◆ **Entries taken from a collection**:
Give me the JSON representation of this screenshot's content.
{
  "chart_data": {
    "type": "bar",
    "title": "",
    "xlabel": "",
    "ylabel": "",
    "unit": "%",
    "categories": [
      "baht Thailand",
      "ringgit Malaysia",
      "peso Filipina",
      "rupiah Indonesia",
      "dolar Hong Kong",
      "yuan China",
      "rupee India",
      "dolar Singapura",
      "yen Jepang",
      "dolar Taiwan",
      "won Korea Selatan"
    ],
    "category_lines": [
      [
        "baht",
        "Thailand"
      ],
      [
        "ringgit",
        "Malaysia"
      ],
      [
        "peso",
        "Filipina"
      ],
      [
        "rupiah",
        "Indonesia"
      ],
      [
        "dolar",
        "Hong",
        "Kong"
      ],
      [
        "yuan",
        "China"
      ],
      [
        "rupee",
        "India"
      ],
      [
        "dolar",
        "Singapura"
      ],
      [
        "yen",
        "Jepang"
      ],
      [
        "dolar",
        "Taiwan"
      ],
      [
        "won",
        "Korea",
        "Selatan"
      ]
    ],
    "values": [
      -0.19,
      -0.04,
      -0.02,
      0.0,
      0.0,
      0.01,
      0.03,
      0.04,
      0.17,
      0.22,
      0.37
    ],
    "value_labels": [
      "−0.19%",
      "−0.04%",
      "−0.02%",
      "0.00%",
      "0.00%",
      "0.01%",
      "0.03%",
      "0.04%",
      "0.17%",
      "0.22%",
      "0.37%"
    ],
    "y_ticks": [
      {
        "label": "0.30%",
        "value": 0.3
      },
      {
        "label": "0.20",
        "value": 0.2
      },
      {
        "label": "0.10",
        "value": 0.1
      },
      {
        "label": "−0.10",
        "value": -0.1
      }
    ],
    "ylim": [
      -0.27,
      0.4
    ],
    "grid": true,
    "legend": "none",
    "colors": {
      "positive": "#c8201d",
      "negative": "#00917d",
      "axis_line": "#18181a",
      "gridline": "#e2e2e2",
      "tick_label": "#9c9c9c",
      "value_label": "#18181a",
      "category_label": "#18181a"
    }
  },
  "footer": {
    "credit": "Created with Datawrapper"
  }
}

◆ **TO BE DONE**:
Reproduce the data shown above exactly.

◆ **EXERCISE ANSWER**:
Give me the JSON representation of this screenshot's content.
{
  "chart_data": {
    "type": "bar",
    "title": "",
    "xlabel": "",
    "ylabel": "",
    "unit": "%",
    "categories": [
      "baht Thailand",
      "ringgit Malaysia",
      "peso Filipina",
      "rupiah Indonesia",
      "dolar Hong Kong",
      "yuan China",
      "rupee India",
      "dolar Singapura",
      "yen Jepang",
      "dolar Taiwan",
      "won Korea Selatan"
    ],
    "category_lines": [
      [
        "baht",
        "Thailand"
      ],
      [
        "ringgit",
        "Malaysia"
      ],
      [
        "peso",
        "Filipina"
      ],
      [
        "rupiah",
        "Indonesia"
      ],
      [
        "dolar",
        "Hong",
        "Kong"
      ],
      [
        "yuan",
        "China"
      ],
      [
        "rupee",
        "India"
      ],
      [
        "dolar",
        "Singapura"
      ],
      [
        "yen",
        "Jepang"
      ],
      [
        "dolar",
        "Taiwan"
      ],
      [
        "won",
        "Korea",
        "Selatan"
      ]
    ],
    "values": [
      -0.19,
      -0.04,
      -0.02,
      0.0,
      0.0,
      0.01,
      0.03,
      0.04,
      0.17,
      0.22,
      0.37
    ],
    "value_labels": [
      "−0.19%",
      "−0.04%",
      "−0.02%",
      "0.00%",
      "0.00%",
      "0.01%",
      "0.03%",
      "0.04%",
      "0.17%",
      "0.22%",
      "0.37%"
    ],
    "y_ticks": [
      {
        "label": "0.30%",
        "value": 0.3
      },
      {
        "label": "0.20",
        "value": 0.2
      },
      {
        "label": "0.10",
        "value": 0.1
      },
      {
        "label": "−0.10",
        "value": -0.1
      }
    ],
    "ylim": [
      -0.27,
      0.4
    ],
    "grid": true,
    "legend": "none",
    "colors": {
      "positive": "#c8201d",
      "negative": "#00917d",
      "axis_line": "#18181a",
      "gridline": "#e2e2e2",
      "tick_label": "#9c9c9c",
      "value_label": "#18181a",
      "category_label": "#18181a"
    }
  },
  "footer": {
    "credit": "Created with Datawrapper"
  }
}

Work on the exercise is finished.